Find each line with "inmeVar" and copy it.

Records for this task:
BEGIN

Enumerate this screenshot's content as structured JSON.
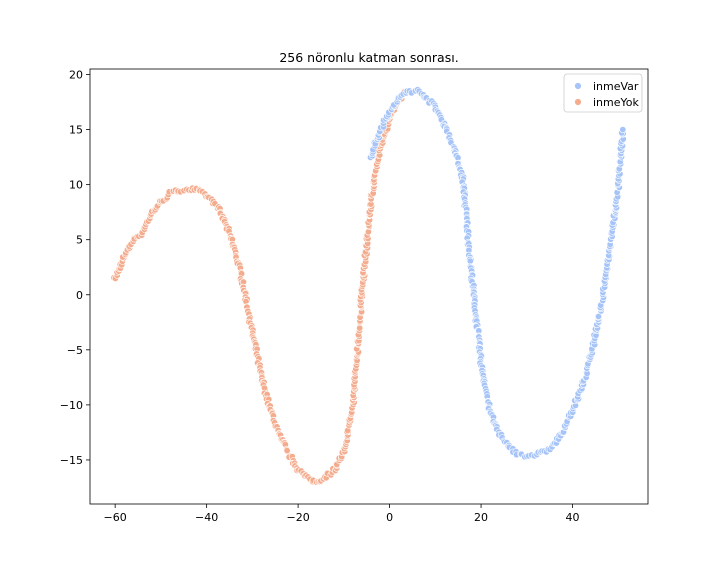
{
  "chart_data": {
    "type": "scatter",
    "title": "256 nöronlu katman sonrası.",
    "xlabel": "",
    "ylabel": "",
    "xlim": [
      -65.5,
      56.5
    ],
    "ylim": [
      -19,
      20.5
    ],
    "xticks": [
      -60,
      -40,
      -20,
      0,
      20,
      40
    ],
    "yticks": [
      -15,
      -10,
      -5,
      0,
      5,
      10,
      15,
      20
    ],
    "grid": false,
    "legend_position": "top-right",
    "legend": [
      "inmeVar",
      "inmeYok"
    ],
    "colors": {
      "inmeVar": "#a6c4f8",
      "inmeYok": "#f4ac8e"
    },
    "curve_model": "y = 18*sin((x+15.5)*pi/41) - 0.07*max(0, x-35)^2",
    "series": [
      {
        "name": "inmeYok",
        "x": [
          -60,
          -58,
          -56,
          -54,
          -52,
          -50,
          -48,
          -46,
          -44,
          -42,
          -40,
          -38,
          -36,
          -34,
          -32,
          -30,
          -28,
          -26,
          -24,
          -22,
          -20,
          -18,
          -16,
          -14,
          -12,
          -10,
          -8,
          -6,
          -4,
          -2,
          0,
          2,
          4
        ],
        "y": [
          1.4,
          3.6,
          5.0,
          5.7,
          7.5,
          8.4,
          9.2,
          9.5,
          9.6,
          9.5,
          9.0,
          8.2,
          6.6,
          4.3,
          1.0,
          -3.5,
          -7.5,
          -10.5,
          -12.8,
          -14.5,
          -15.8,
          -16.7,
          -17.0,
          -16.6,
          -15.8,
          -14.3,
          -10.0,
          0.3,
          8.8,
          13.5,
          16.0,
          17.7,
          18.5
        ]
      },
      {
        "name": "inmeVar",
        "x": [
          -4,
          -2,
          0,
          2,
          4,
          6,
          8,
          10,
          12,
          14,
          16,
          18,
          20,
          22,
          24,
          26,
          28,
          30,
          32,
          34,
          36,
          38,
          40,
          42,
          44,
          46,
          48,
          50,
          51
        ],
        "y": [
          12.5,
          15.0,
          16.6,
          17.8,
          18.5,
          18.5,
          18.0,
          17.0,
          15.5,
          13.4,
          10.6,
          1.5,
          -6.2,
          -10.7,
          -12.7,
          -13.8,
          -14.4,
          -14.6,
          -14.5,
          -14.3,
          -13.5,
          -12.4,
          -10.5,
          -8.5,
          -5.6,
          -1.6,
          3.5,
          9.8,
          15.0
        ]
      }
    ]
  }
}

END

The response:
      "inmeVar",
      "inmeVar": "#a6c4f8",
        "name": "inmeVar",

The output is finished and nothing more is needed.